[Records from a collection]
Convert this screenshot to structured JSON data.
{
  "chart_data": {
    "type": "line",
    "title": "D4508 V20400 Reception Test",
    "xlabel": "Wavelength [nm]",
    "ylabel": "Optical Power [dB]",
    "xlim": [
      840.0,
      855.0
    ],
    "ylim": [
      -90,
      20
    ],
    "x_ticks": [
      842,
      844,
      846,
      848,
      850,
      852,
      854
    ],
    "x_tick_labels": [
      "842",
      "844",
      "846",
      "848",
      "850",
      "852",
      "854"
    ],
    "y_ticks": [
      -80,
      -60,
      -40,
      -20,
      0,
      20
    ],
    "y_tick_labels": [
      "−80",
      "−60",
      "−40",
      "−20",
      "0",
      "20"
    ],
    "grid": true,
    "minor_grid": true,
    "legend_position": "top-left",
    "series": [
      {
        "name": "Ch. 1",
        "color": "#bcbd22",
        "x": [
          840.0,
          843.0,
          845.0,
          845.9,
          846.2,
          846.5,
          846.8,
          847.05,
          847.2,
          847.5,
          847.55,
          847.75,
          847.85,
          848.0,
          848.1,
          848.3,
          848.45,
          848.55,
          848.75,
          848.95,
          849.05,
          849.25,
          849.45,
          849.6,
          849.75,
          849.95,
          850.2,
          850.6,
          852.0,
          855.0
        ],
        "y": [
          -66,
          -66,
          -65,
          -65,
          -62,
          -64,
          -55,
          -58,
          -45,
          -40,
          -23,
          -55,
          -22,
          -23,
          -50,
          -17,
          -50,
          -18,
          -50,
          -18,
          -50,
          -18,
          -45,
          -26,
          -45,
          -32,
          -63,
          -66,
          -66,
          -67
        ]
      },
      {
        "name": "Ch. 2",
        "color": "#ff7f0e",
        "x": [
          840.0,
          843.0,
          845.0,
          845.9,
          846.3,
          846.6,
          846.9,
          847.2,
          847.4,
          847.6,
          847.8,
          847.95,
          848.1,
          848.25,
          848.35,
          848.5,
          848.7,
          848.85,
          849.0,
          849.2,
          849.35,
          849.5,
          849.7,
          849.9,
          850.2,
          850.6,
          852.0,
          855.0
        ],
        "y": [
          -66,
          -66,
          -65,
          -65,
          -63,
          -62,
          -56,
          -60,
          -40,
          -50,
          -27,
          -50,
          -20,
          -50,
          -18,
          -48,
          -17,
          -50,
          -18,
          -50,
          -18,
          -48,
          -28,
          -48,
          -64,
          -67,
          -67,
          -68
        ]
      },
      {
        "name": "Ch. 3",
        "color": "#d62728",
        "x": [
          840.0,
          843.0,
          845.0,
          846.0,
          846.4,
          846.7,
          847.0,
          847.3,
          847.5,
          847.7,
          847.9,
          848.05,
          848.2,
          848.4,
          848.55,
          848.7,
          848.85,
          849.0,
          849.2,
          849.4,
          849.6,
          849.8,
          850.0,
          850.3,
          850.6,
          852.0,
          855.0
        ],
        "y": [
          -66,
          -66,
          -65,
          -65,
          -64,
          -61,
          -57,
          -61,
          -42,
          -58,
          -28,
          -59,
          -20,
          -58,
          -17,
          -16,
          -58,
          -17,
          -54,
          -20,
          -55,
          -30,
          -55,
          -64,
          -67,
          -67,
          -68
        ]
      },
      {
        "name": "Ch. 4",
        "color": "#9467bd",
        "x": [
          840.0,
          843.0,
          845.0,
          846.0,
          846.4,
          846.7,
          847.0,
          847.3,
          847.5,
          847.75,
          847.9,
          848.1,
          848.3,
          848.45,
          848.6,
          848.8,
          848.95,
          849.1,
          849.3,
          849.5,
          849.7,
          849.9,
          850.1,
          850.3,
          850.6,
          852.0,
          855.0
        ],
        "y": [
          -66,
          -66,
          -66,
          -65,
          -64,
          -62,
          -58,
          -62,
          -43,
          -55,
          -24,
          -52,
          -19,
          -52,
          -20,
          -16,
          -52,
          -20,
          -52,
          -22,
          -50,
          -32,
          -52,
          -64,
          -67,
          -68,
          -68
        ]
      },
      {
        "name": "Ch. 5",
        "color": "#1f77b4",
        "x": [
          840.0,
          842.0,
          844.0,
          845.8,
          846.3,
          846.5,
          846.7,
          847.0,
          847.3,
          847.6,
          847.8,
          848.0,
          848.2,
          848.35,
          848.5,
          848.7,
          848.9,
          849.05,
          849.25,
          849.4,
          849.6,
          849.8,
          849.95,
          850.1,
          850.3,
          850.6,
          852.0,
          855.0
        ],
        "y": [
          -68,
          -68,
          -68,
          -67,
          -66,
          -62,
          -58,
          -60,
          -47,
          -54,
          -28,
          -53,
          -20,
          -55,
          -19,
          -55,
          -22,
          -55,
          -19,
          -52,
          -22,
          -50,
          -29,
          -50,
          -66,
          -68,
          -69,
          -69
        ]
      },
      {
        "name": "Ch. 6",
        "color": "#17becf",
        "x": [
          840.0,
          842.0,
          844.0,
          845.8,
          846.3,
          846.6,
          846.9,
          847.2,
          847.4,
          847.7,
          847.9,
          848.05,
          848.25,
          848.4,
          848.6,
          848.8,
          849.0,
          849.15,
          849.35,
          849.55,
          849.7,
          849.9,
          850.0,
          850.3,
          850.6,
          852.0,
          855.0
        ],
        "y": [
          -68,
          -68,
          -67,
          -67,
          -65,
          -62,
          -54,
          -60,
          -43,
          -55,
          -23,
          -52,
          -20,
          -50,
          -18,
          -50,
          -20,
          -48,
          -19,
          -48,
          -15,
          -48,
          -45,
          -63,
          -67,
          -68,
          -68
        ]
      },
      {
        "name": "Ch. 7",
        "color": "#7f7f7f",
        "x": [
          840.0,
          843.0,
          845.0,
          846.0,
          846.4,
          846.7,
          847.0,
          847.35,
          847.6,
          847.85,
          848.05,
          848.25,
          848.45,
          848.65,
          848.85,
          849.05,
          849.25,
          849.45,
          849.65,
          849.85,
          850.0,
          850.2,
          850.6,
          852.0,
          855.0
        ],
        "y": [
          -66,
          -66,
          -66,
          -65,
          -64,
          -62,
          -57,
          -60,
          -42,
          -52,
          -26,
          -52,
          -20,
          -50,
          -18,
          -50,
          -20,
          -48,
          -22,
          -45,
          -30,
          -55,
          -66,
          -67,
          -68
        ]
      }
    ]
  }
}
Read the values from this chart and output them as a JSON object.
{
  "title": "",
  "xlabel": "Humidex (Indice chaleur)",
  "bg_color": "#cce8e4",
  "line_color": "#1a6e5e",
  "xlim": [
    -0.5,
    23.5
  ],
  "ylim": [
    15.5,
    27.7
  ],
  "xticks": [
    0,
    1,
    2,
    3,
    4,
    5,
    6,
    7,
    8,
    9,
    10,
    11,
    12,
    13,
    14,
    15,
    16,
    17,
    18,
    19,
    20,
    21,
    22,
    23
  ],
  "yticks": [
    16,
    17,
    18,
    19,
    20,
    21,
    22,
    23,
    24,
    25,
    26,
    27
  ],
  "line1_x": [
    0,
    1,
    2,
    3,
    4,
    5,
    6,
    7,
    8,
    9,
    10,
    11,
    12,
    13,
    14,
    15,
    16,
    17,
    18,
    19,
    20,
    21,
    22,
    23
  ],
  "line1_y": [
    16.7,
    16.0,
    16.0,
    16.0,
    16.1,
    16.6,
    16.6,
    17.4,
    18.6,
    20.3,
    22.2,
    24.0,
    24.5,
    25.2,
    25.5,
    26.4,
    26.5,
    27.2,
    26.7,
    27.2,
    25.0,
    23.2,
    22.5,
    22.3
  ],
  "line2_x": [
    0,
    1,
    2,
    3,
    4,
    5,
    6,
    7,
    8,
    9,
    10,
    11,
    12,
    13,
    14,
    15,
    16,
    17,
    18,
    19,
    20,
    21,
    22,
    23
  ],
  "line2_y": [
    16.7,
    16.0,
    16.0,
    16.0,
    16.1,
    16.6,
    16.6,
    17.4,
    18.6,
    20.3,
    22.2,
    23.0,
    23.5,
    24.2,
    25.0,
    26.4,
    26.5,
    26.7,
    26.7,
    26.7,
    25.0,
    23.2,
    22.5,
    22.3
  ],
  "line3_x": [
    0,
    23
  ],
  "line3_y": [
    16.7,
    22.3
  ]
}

__SET PROBLEM__
From the data above, copy each line where the string "xlabel" appears.

__RESULT OF THIS TASK__
    "xlabel": "Wavelength [nm]",
  "xlabel": "Humidex (Indice chaleur)",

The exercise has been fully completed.